*What the task asks*
Sift the listing for lines that hold the string "name" and pull them out.

[Chart and figure data]
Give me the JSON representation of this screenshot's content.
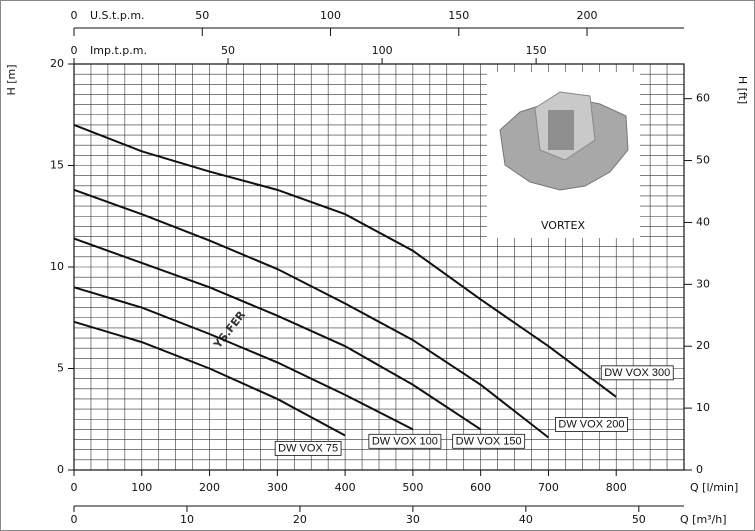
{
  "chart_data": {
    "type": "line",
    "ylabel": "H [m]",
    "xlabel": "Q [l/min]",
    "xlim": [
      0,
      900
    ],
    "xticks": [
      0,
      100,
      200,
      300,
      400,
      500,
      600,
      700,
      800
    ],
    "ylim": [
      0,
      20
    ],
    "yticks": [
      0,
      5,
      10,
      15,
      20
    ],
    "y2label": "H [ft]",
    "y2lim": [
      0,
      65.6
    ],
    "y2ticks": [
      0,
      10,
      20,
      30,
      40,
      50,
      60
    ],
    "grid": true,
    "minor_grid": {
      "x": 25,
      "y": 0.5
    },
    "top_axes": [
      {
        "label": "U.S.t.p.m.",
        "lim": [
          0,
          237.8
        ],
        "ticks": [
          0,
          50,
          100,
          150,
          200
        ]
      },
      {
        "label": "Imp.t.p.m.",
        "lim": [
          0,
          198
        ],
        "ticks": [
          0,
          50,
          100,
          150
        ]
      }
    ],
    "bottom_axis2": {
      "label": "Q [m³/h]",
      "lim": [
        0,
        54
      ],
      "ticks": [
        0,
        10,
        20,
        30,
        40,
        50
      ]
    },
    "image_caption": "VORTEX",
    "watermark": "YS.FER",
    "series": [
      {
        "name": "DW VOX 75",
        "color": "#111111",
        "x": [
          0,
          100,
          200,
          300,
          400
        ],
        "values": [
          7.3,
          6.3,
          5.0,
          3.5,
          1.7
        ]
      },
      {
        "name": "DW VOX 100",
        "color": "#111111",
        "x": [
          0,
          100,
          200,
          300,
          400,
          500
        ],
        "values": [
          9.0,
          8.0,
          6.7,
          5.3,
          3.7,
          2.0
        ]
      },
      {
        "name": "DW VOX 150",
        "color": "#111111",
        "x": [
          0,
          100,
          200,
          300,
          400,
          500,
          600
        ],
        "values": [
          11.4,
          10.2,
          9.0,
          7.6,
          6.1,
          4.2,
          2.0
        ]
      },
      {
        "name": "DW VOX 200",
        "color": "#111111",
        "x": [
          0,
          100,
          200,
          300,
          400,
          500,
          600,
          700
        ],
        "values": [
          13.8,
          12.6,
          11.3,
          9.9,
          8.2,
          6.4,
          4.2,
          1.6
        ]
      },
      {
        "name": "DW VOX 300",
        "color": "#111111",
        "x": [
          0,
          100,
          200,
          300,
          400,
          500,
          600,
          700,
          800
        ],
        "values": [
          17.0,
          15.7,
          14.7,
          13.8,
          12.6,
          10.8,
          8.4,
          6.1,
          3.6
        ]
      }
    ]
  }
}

* * *

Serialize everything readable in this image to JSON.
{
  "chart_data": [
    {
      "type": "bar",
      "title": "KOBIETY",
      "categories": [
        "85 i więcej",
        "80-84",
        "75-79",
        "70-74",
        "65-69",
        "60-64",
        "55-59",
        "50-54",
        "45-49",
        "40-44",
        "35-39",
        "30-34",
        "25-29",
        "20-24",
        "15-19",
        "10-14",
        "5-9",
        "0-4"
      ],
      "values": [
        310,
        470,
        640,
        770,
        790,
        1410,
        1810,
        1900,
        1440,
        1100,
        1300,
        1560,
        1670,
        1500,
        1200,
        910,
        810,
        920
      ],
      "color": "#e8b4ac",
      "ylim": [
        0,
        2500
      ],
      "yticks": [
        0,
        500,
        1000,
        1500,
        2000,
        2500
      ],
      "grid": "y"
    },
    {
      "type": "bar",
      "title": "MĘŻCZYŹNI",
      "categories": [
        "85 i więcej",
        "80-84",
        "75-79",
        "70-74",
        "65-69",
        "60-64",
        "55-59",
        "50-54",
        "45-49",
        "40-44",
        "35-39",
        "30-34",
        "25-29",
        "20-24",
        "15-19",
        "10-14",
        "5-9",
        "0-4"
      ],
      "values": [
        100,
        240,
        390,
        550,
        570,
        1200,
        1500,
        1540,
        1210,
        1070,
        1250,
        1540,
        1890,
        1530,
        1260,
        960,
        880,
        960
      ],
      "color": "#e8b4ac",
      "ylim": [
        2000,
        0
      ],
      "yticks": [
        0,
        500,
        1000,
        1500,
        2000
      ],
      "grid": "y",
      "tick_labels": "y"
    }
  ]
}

*Expected output*
        "name": "DW VOX 75",
        "name": "DW VOX 100",
        "name": "DW VOX 150",
        "name": "DW VOX 200",
        "name": "DW VOX 300",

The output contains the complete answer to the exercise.